Your objective:
Reproduce the material from its first line through the line that contains "osd-function-link bbox=[692, 747, 796, 771]", with "Language" replaced by "Display Language" and everything else left unchanged.

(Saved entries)
# # # # #

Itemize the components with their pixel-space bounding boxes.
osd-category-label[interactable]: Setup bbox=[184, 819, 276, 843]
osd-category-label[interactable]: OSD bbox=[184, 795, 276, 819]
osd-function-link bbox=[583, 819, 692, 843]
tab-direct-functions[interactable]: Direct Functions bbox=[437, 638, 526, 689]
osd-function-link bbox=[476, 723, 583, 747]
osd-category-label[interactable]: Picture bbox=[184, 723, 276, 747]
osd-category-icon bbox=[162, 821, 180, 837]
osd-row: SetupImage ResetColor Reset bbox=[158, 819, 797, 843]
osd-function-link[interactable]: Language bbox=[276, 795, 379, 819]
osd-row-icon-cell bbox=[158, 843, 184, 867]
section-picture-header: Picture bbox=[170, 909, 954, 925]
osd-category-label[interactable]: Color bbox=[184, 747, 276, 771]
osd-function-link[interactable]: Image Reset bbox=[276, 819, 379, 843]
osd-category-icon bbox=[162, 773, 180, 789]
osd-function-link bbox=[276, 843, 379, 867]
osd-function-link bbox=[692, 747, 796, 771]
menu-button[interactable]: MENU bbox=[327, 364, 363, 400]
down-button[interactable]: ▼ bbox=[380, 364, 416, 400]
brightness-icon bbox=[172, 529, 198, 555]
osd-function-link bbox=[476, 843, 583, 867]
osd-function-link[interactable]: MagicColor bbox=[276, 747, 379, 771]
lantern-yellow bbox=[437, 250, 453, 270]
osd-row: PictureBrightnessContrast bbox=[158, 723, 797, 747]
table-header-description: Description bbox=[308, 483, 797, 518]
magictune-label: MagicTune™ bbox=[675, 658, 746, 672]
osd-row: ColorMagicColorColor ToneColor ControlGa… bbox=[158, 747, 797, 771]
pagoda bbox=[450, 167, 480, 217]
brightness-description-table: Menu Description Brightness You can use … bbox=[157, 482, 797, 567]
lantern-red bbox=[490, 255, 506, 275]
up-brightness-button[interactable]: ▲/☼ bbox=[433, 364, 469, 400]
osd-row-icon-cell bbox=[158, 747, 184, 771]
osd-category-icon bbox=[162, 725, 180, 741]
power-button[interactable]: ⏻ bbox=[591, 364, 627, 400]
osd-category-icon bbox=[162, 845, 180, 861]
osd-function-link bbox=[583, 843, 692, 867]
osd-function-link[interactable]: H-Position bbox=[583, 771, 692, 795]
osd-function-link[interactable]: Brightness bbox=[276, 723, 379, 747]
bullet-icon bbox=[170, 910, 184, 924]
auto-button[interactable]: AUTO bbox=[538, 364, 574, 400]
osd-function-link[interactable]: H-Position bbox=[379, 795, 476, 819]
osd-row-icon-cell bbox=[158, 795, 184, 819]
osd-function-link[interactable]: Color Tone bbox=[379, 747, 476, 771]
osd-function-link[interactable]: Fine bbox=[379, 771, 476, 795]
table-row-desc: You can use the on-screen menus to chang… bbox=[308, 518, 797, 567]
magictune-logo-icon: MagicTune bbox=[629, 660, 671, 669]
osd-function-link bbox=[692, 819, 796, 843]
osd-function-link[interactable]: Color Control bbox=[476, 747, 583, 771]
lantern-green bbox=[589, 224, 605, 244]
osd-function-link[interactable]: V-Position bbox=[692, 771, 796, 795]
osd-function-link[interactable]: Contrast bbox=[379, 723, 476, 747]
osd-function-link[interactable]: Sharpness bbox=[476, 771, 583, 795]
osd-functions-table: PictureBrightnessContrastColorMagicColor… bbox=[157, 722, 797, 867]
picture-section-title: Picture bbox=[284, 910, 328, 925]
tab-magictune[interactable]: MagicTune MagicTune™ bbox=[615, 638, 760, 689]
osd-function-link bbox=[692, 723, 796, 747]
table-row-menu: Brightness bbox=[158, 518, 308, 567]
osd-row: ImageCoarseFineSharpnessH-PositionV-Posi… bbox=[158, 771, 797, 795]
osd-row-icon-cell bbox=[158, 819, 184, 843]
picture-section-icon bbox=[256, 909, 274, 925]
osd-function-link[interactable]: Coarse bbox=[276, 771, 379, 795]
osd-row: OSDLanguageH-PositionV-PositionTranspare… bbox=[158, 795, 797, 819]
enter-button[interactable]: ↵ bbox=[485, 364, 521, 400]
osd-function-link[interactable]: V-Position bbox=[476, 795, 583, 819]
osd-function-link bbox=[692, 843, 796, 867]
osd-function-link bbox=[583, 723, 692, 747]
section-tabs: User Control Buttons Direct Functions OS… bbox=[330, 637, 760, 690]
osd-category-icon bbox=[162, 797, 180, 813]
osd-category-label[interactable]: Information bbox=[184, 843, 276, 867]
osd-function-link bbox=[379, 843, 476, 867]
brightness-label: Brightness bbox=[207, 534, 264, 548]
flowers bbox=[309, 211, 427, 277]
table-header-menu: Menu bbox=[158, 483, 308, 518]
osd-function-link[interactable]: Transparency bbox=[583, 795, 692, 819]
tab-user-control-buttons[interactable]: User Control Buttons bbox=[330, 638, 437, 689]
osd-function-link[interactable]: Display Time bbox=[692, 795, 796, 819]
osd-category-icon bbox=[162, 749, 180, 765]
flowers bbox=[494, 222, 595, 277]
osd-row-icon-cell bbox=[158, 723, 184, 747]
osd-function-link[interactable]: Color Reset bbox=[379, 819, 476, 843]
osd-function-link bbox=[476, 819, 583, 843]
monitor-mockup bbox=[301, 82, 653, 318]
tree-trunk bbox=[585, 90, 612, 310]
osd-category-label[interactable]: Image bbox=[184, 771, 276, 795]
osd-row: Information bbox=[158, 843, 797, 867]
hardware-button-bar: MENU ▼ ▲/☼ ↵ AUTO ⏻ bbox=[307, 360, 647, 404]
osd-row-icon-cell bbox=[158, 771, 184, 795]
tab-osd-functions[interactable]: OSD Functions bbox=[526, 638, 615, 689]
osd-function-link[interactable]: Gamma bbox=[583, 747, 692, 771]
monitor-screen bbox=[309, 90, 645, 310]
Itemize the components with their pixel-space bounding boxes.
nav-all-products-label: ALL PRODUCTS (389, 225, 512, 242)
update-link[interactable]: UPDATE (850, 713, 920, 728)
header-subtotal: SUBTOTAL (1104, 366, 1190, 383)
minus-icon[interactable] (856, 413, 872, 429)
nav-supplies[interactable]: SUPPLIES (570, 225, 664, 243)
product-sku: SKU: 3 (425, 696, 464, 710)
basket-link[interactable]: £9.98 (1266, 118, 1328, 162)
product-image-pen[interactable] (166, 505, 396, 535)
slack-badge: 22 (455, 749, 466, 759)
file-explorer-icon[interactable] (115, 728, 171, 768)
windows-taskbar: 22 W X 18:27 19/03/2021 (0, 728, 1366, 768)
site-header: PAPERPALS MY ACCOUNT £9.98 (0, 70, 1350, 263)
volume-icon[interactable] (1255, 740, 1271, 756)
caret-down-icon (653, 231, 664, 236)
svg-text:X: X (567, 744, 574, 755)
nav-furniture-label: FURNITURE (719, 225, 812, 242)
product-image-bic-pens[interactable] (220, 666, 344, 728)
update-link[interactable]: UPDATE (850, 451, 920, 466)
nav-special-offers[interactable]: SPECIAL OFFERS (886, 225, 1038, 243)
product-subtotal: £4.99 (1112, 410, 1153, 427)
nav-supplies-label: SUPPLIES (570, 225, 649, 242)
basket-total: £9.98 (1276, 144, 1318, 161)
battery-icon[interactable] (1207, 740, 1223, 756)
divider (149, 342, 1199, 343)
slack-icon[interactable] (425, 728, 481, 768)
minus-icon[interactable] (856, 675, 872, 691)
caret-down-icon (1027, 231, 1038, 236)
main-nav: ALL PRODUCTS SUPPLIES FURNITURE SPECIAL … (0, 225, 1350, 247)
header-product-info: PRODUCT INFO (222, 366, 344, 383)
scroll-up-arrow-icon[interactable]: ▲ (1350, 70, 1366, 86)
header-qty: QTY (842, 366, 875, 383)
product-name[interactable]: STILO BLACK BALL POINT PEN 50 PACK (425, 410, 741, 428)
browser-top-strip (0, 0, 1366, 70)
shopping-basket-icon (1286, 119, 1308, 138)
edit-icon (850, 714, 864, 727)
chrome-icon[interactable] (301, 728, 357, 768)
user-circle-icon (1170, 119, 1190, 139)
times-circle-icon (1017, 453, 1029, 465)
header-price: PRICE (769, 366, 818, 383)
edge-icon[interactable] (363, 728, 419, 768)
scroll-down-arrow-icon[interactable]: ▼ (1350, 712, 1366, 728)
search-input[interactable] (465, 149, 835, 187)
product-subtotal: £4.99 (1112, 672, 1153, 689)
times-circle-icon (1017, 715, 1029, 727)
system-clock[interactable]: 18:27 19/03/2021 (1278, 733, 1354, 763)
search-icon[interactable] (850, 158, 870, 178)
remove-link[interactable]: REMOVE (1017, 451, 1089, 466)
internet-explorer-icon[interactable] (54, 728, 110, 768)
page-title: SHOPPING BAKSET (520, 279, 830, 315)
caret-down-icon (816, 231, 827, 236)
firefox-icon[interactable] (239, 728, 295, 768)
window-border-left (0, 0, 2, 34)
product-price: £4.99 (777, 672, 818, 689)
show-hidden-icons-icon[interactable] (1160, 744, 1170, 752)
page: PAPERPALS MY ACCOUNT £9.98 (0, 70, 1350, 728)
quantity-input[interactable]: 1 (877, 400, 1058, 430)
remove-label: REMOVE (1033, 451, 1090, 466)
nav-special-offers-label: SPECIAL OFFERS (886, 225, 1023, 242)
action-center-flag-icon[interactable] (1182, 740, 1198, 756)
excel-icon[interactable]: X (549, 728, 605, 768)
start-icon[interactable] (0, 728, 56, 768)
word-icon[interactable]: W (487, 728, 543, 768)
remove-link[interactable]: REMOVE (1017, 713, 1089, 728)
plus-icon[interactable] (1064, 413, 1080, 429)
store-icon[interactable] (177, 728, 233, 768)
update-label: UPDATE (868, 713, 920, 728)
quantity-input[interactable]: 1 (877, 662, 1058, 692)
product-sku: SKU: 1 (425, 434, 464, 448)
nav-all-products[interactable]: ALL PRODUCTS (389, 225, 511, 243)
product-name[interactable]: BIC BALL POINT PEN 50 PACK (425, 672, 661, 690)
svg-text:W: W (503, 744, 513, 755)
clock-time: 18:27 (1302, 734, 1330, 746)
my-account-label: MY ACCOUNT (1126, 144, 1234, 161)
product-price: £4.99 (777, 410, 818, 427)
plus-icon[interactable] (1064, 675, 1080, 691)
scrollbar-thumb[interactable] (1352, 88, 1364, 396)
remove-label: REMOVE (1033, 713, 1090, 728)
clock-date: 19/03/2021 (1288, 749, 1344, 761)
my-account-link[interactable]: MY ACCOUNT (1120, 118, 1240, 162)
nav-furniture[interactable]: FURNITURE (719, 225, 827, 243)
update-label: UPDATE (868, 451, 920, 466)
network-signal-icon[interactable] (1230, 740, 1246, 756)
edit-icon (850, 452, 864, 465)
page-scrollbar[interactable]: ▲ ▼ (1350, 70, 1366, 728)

# # # # #

The completed task:
Itemize the components with their pixel-space bounding boxes.
osd-category-label[interactable]: Setup bbox=[184, 819, 276, 843]
osd-category-label[interactable]: OSD bbox=[184, 795, 276, 819]
osd-function-link bbox=[583, 819, 692, 843]
tab-direct-functions[interactable]: Direct Functions bbox=[437, 638, 526, 689]
osd-function-link bbox=[476, 723, 583, 747]
osd-category-label[interactable]: Picture bbox=[184, 723, 276, 747]
osd-category-icon bbox=[162, 821, 180, 837]
osd-row: SetupImage ResetColor Reset bbox=[158, 819, 797, 843]
osd-function-link[interactable]: Display Language bbox=[276, 795, 379, 819]
osd-row-icon-cell bbox=[158, 843, 184, 867]
section-picture-header: Picture bbox=[170, 909, 954, 925]
osd-category-label[interactable]: Color bbox=[184, 747, 276, 771]
osd-function-link[interactable]: Image Reset bbox=[276, 819, 379, 843]
osd-category-icon bbox=[162, 773, 180, 789]
osd-function-link bbox=[276, 843, 379, 867]
osd-function-link bbox=[692, 747, 796, 771]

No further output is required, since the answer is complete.